## AIM OF THE EXERCISE
Below is a listing; reproduce each line of it exactly.

========================================

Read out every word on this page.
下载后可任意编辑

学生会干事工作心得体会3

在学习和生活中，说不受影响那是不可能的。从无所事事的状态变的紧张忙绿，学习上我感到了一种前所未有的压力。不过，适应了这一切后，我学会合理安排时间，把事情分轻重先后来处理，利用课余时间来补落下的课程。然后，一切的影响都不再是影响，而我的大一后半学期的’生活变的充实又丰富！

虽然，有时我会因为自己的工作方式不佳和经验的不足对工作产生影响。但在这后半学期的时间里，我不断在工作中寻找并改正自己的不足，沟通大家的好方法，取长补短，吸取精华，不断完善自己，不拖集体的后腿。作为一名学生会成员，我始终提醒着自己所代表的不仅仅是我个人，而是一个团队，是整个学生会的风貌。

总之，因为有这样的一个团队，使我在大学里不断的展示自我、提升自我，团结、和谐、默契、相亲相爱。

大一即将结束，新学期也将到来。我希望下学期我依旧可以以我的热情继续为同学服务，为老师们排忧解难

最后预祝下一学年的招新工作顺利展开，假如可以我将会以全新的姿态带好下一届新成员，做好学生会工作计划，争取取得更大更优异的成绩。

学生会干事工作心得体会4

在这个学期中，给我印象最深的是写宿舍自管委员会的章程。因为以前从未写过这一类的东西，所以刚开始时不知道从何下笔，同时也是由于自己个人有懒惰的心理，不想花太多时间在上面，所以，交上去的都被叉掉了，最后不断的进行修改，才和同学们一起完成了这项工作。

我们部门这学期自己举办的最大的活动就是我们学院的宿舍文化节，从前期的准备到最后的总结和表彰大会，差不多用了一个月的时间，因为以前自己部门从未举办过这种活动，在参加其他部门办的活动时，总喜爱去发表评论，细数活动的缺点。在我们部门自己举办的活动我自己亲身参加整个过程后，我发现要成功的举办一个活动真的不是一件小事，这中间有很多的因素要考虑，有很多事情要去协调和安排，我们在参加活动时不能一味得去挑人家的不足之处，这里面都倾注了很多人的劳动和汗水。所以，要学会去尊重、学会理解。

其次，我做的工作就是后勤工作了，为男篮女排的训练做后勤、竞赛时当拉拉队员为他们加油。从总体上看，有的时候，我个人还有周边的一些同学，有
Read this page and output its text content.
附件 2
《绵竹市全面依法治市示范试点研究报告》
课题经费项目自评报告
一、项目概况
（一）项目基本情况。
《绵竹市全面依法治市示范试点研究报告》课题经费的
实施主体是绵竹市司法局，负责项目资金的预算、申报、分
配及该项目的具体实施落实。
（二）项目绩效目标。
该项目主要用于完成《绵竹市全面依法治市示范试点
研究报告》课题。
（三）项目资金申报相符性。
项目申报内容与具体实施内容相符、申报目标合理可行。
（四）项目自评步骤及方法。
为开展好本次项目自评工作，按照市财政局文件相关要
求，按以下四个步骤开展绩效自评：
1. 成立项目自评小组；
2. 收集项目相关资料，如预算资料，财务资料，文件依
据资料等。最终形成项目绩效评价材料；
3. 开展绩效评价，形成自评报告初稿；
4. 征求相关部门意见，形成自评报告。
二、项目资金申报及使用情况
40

========================================

## IN RESPONSE
Read out every word on this page.
下载后可任意编辑

学生会干事工作心得体会3

在学习和生活中，说不受影响那是不可能的。从无所事事的状态变的紧张忙绿，学习上我感到了一种前所未有的压力。不过，适应了这一切后，我学会合理安排时间，把事情分轻重先后来处理，利用课余时间来补落下的课程。然后，一切的影响都不再是影响，而我的大一后半学期的’生活变的充实又丰富！

虽然，有时我会因为自己的工作方式不佳和经验的不足对工作产生影响。但在这后半学期的时间里，我不断在工作中寻找并改正自己的不足，沟通大家的好方法，取长补短，吸取精华，不断完善自己，不拖集体的后腿。作为一名学生会成员，我始终提醒着自己所代表的不仅仅是我个人，而是一个团队，是整个学生会的风貌。

总之，因为有这样的一个团队，使我在大学里不断的展示自我、提升自我，团结、和谐、默契、相亲相爱。

大一即将结束，新学期也将到来。我希望下学期我依旧可以以我的热情继续为同学服务，为老师们排忧解难

最后预祝下一学年的招新工作顺利展开，假如可以我将会以全新的姿态带好下一届新成员，做好学生会工作计划，争取取得更大更优异的成绩。

学生会干事工作心得体会4

在这个学期中，给我印象最深的是写宿舍自管委员会的章程。因为以前从未写过这一类的东西，所以刚开始时不知道从何下笔，同时也是由于自己个人有懒惰的心理，不想花太多时间在上面，所以，交上去的都被叉掉了，最后不断的进行修改，才和同学们一起完成了这项工作。

我们部门这学期自己举办的最大的活动就是我们学院的宿舍文化节，从前期的准备到最后的总结和表彰大会，差不多用了一个月的时间，因为以前自己部门从未举办过这种活动，在参加其他部门办的活动时，总喜爱去发表评论，细数活动的缺点。在我们部门自己举办的活动我自己亲身参加整个过程后，我发现要成功的举办一个活动真的不是一件小事，这中间有很多的因素要考虑，有很多事情要去协调和安排，我们在参加活动时不能一味得去挑人家的不足之处，这里面都倾注了很多人的劳动和汗水。所以，要学会去尊重、学会理解。

其次，我做的工作就是后勤工作了，为男篮女排的训练做后勤、竞赛时当拉拉队员为他们加油。从总体上看，有的时候，我个人还有周边的一些同学，有
Read this page and output its text content.
附件 2
《绵竹市全面依法治市示范试点研究报告》
课题经费项目自评报告
一、项目概况
（一）项目基本情况。
《绵竹市全面依法治市示范试点研究报告》课题经费的
实施主体是绵竹市司法局，负责项目资金的预算、申报、分
配及该项目的具体实施落实。
（二）项目绩效目标。
该项目主要用于完成《绵竹市全面依法治市示范试点
研究报告》课题。
（三）项目资金申报相符性。
项目申报内容与具体实施内容相符、申报目标合理可行。
（四）项目自评步骤及方法。
为开展好本次项目自评工作，按照市财政局文件相关要
求，按以下四个步骤开展绩效自评：
1. 成立项目自评小组；
2. 收集项目相关资料，如预算资料，财务资料，文件依
据资料等。最终形成项目绩效评价材料；
3. 开展绩效评价，形成自评报告初稿；
4. 征求相关部门意见，形成自评报告。
二、项目资金申报及使用情况
40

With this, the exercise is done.